▸ GIVEN INSTRUCTION
Please reproduce the listing lines between the line that contains "paragraph-line: 7、产品陈列：保持公司产品在饭店酒柜的正确陈列，每次 [192,583,798,608]" and the line that contains "paragraph-line: 贴到洗手间里。 [146,883,312,908]", both included, swapping every "陈列" for "摆放" and leaving everything else unchanged.

··········

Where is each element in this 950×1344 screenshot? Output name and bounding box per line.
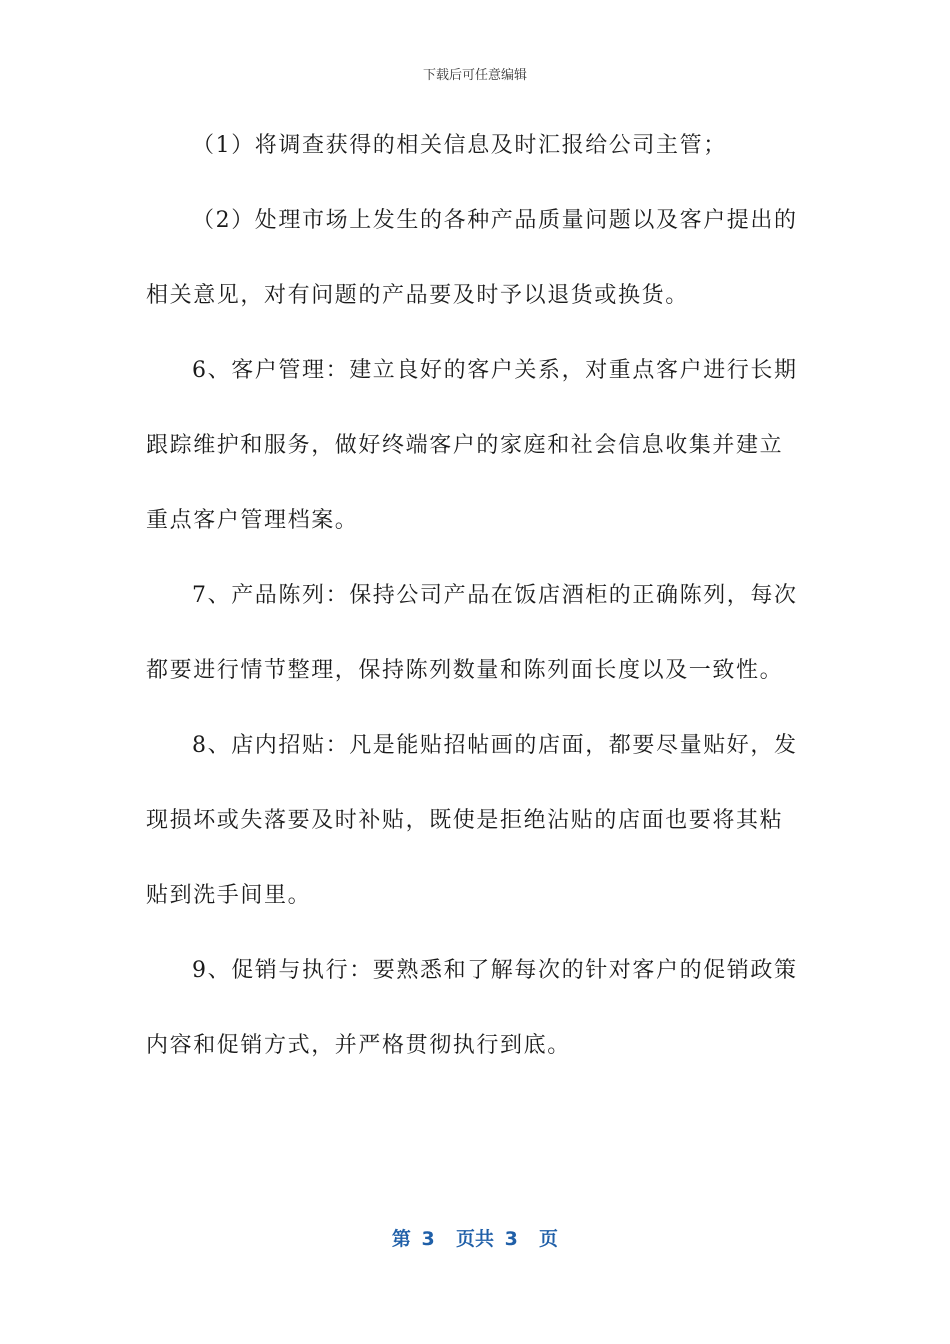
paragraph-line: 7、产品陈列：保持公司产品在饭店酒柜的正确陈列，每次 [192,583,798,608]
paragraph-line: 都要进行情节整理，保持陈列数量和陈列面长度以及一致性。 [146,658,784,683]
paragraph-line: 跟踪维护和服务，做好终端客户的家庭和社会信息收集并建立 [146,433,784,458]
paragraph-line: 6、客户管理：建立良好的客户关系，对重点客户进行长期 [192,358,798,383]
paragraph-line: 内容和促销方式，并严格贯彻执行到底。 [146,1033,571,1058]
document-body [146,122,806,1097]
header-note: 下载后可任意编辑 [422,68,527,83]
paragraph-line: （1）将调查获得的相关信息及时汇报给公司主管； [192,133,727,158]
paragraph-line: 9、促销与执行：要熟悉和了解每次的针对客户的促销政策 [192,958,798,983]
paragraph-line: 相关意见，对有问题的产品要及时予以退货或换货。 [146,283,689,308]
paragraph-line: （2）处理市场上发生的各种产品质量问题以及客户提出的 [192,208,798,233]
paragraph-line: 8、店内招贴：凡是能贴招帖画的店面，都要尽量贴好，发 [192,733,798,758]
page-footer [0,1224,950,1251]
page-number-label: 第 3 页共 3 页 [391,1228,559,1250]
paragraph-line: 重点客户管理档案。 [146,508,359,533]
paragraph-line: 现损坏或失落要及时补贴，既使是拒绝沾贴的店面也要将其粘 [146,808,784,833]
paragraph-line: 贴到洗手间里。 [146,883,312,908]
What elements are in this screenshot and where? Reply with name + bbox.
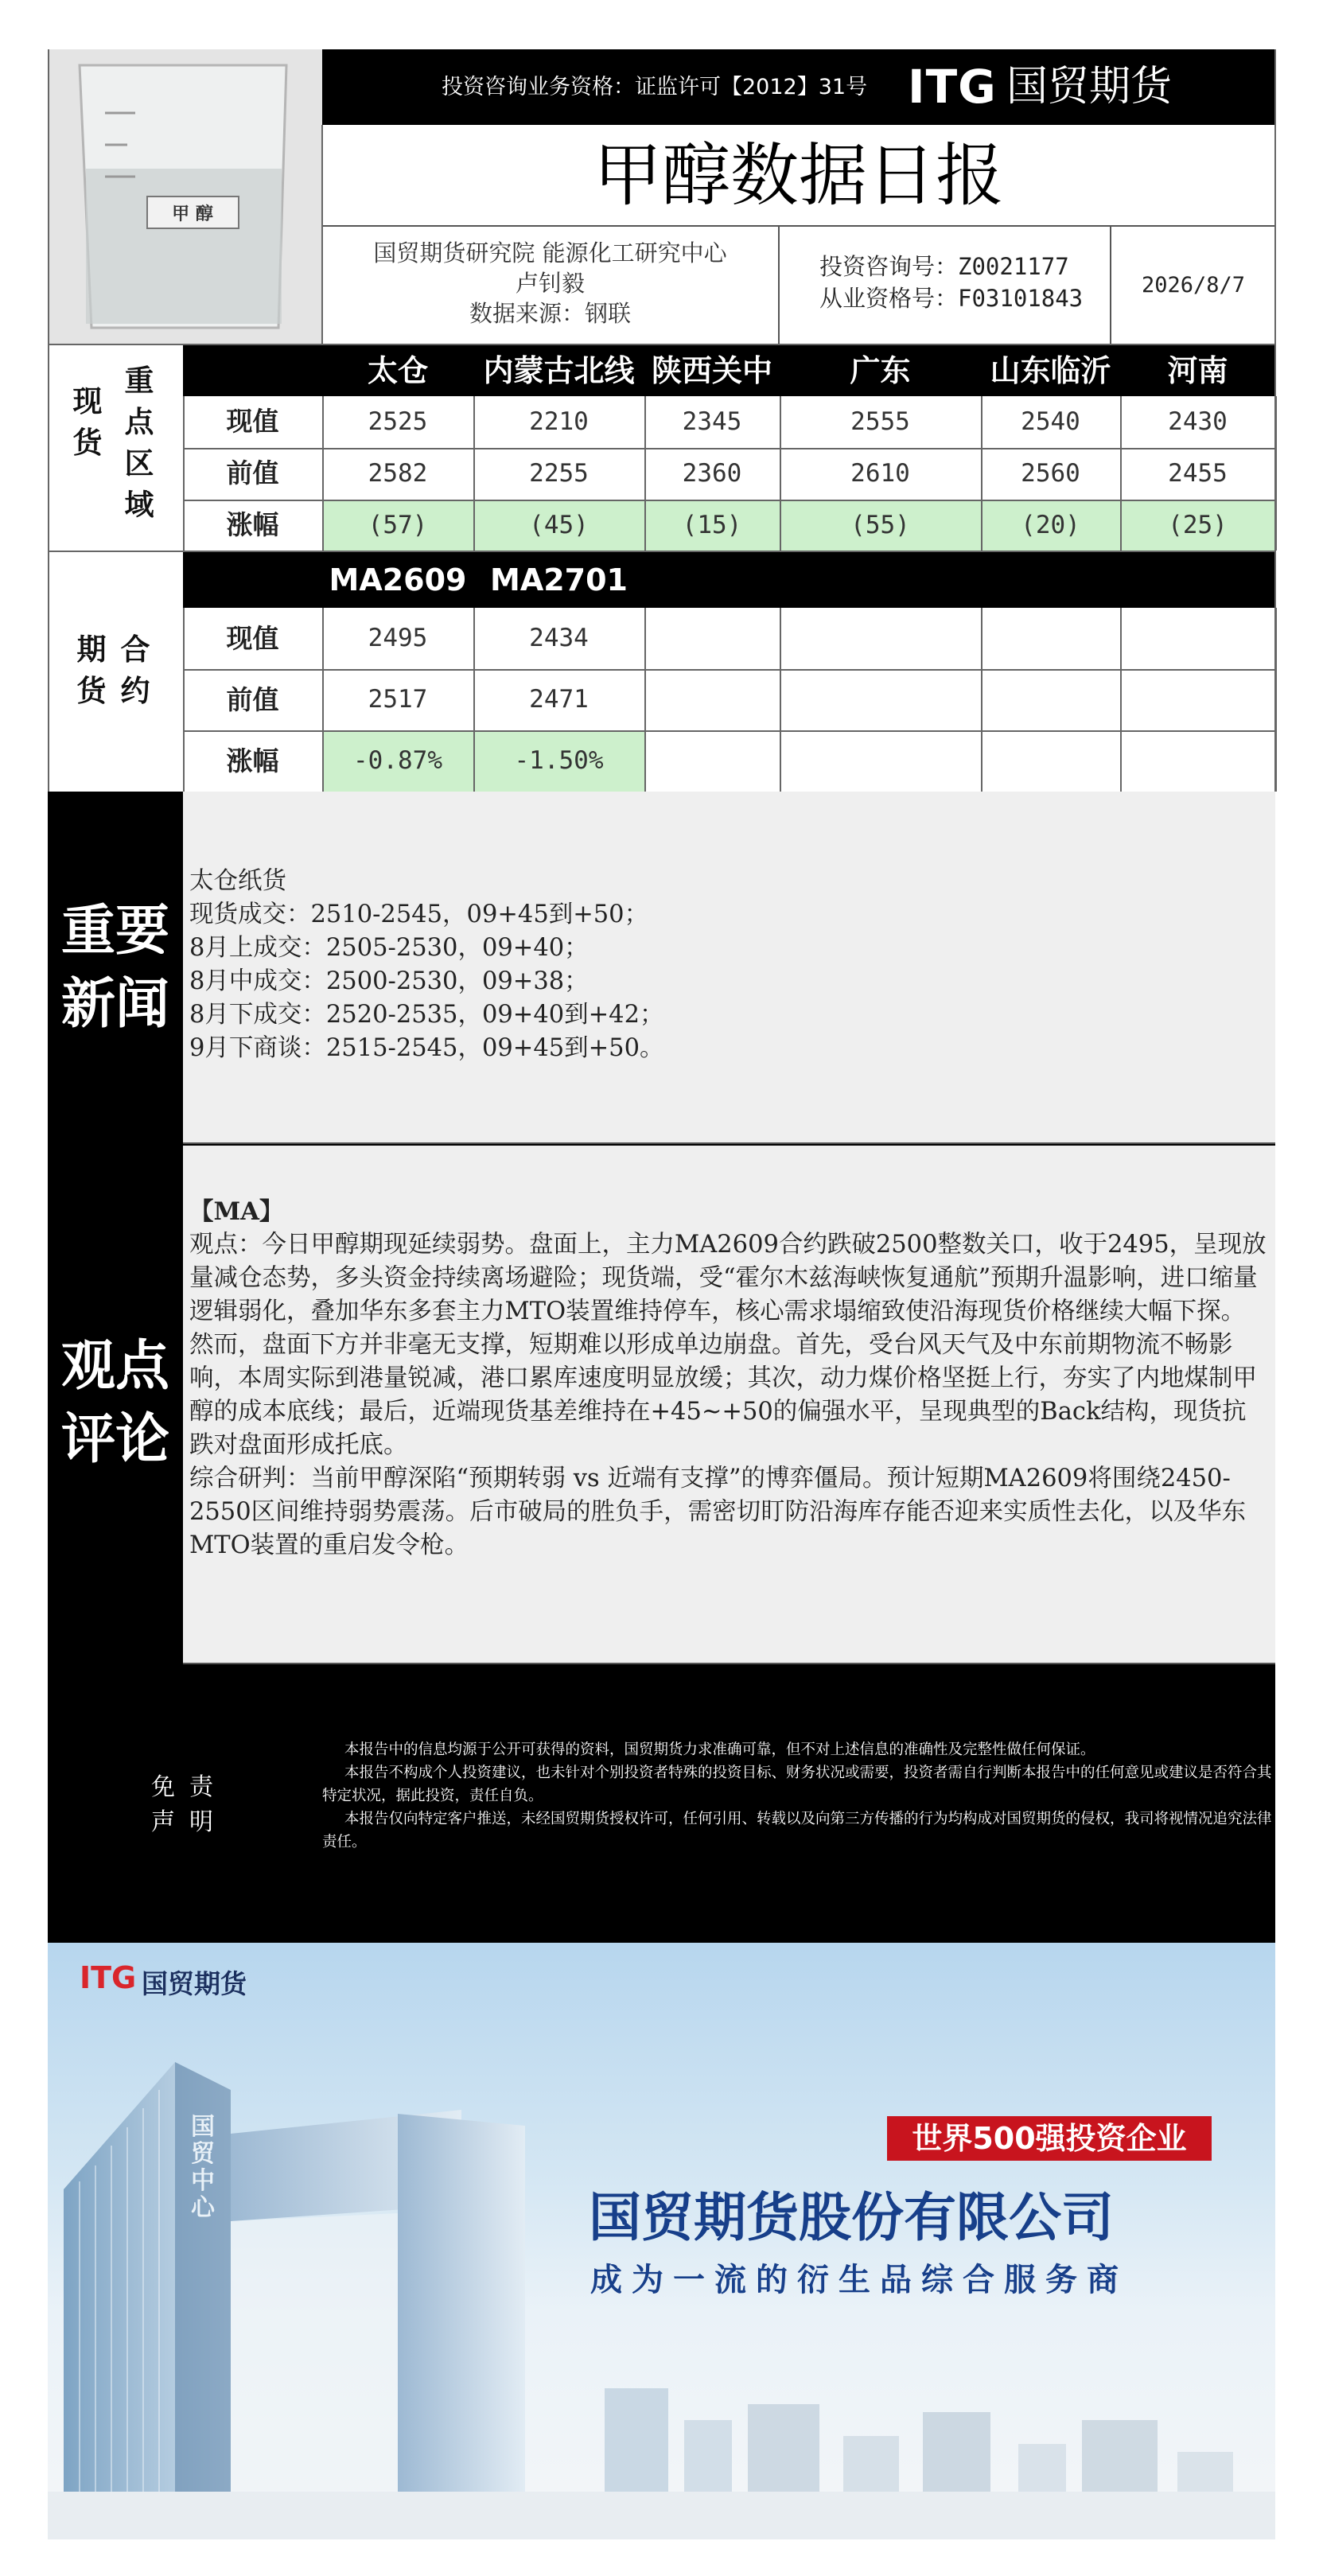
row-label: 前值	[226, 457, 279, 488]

··········

▸ OUTPUT OF THE EXERCISE
paragraph-line: 7、产品摆放：保持公司产品在饭店酒柜的正确摆放，每次 [192,583,798,608]
paragraph-line: 都要进行情节整理，保持摆放数量和摆放面长度以及一致性。 [146,658,784,683]
paragraph-line: 跟踪维护和服务，做好终端客户的家庭和社会信息收集并建立 [146,433,784,458]
paragraph-line: 6、客户管理：建立良好的客户关系，对重点客户进行长期 [192,358,798,383]
paragraph-line: 内容和促销方式，并严格贯彻执行到底。 [146,1033,571,1058]
document-body [146,122,806,1097]
header-note: 下载后可任意编辑 [422,68,527,83]
paragraph-line: （1）将调查获得的相关信息及时汇报给公司主管； [192,133,727,158]
paragraph-line: 9、促销与执行：要熟悉和了解每次的针对客户的促销政策 [192,958,798,983]
paragraph-line: 相关意见，对有问题的产品要及时予以退货或换货。 [146,283,689,308]
paragraph-line: （2）处理市场上发生的各种产品质量问题以及客户提出的 [192,208,798,233]
paragraph-line: 8、店内招贴：凡是能贴招帖画的店面，都要尽量贴好，发 [192,733,798,758]
page-footer [0,1224,950,1251]
page-number-label: 第 3 页共 3 页 [391,1228,559,1250]
paragraph-line: 重点客户管理档案。 [146,508,359,533]
paragraph-line: 现损坏或失落要及时补贴，既使是拒绝沾贴的店面也要将其粘 [146,808,784,833]
paragraph-line: 贴到洗手间里。 [146,883,312,908]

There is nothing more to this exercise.